— start —
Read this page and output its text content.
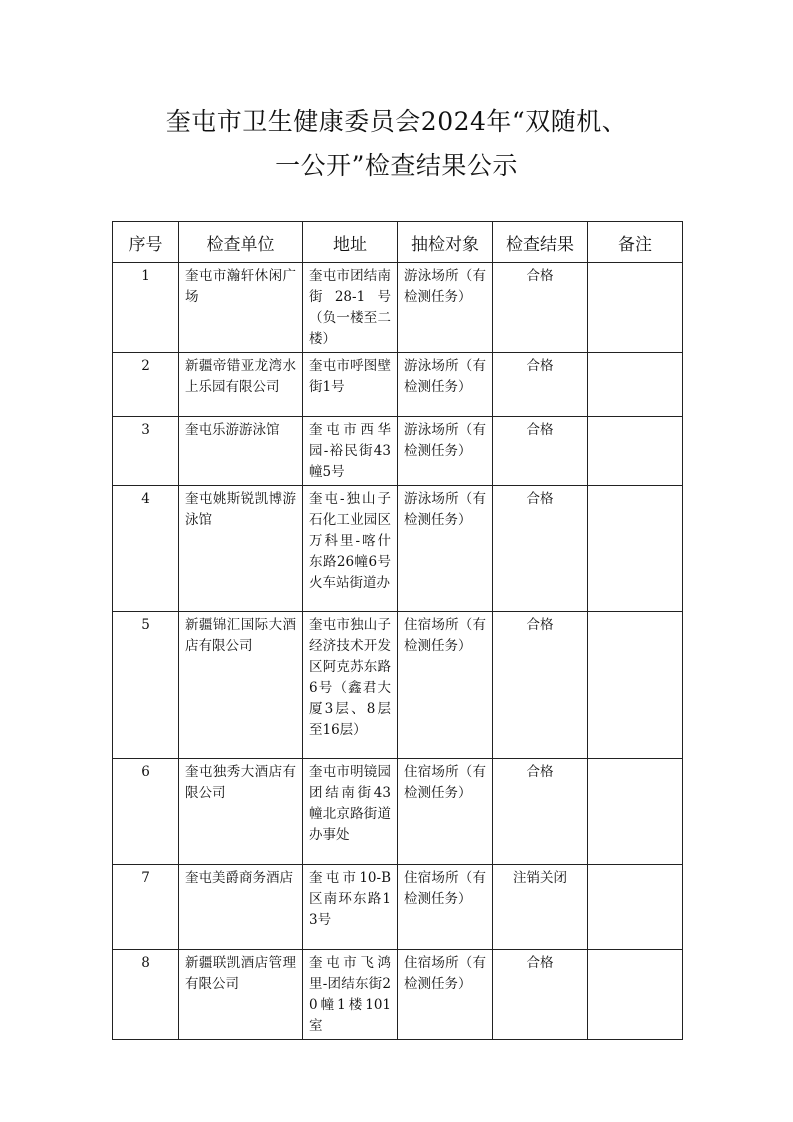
奎屯市卫生健康委员会2024年“双随机、
一公开”检查结果公示
序号	检查单位	地址	抽检对象	检查结果	备注
1	奎屯市瀚轩休闲广场	奎屯市团结南街28-1号（负一楼至二楼）	游泳场所（有检测任务）	合格	
2	新疆帝错亚龙湾水上乐园有限公司	奎屯市呼图壁街1号	游泳场所（有检测任务）	合格	
3	奎屯乐游游泳馆	奎屯市西华园-裕民街43幢5号	游泳场所（有检测任务）	合格	
4	奎屯姚斯锐凯博游泳馆	奎屯-独山子石化工业园区万科里-喀什东路26幢6号火车站街道办	游泳场所（有检测任务）	合格	
5	新疆锦汇国际大酒店有限公司	奎屯市独山子经济技术开发区阿克苏东路6号（鑫君大厦3层、8层至16层）	住宿场所（有检测任务）	合格	
6	奎屯独秀大酒店有限公司	奎屯市明镜园团结南街43幢北京路街道办事处	住宿场所（有检测任务）	合格	
7	奎屯美爵商务酒店	奎屯市10-B区南环东路13号	住宿场所（有检测任务）	注销关闭	
8	新疆联凯酒店管理有限公司	奎屯市飞鸿里-团结东街20幢1楼101室	住宿场所（有检测任务）	合格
— end —
◆ Goal of the exercise
Gather and copy every line of the data in which the string "有检测任务" is found.

◆ Solution
1	奎屯市瀚轩休闲广场	奎屯市团结南街28-1号（负一楼至二楼）	游泳场所（有检测任务）	合格	
2	新疆帝错亚龙湾水上乐园有限公司	奎屯市呼图壁街1号	游泳场所（有检测任务）	合格	
3	奎屯乐游游泳馆	奎屯市西华园-裕民街43幢5号	游泳场所（有检测任务）	合格	
4	奎屯姚斯锐凯博游泳馆	奎屯-独山子石化工业园区万科里-喀什东路26幢6号火车站街道办	游泳场所（有检测任务）	合格	
5	新疆锦汇国际大酒店有限公司	奎屯市独山子经济技术开发区阿克苏东路6号（鑫君大厦3层、8层至16层）	住宿场所（有检测任务）	合格	
6	奎屯独秀大酒店有限公司	奎屯市明镜园团结南街43幢北京路街道办事处	住宿场所（有检测任务）	合格	
7	奎屯美爵商务酒店	奎屯市10-B区南环东路13号	住宿场所（有检测任务）	注销关闭	
8	新疆联凯酒店管理有限公司	奎屯市飞鸿里-团结东街20幢1楼101室	住宿场所（有检测任务）	合格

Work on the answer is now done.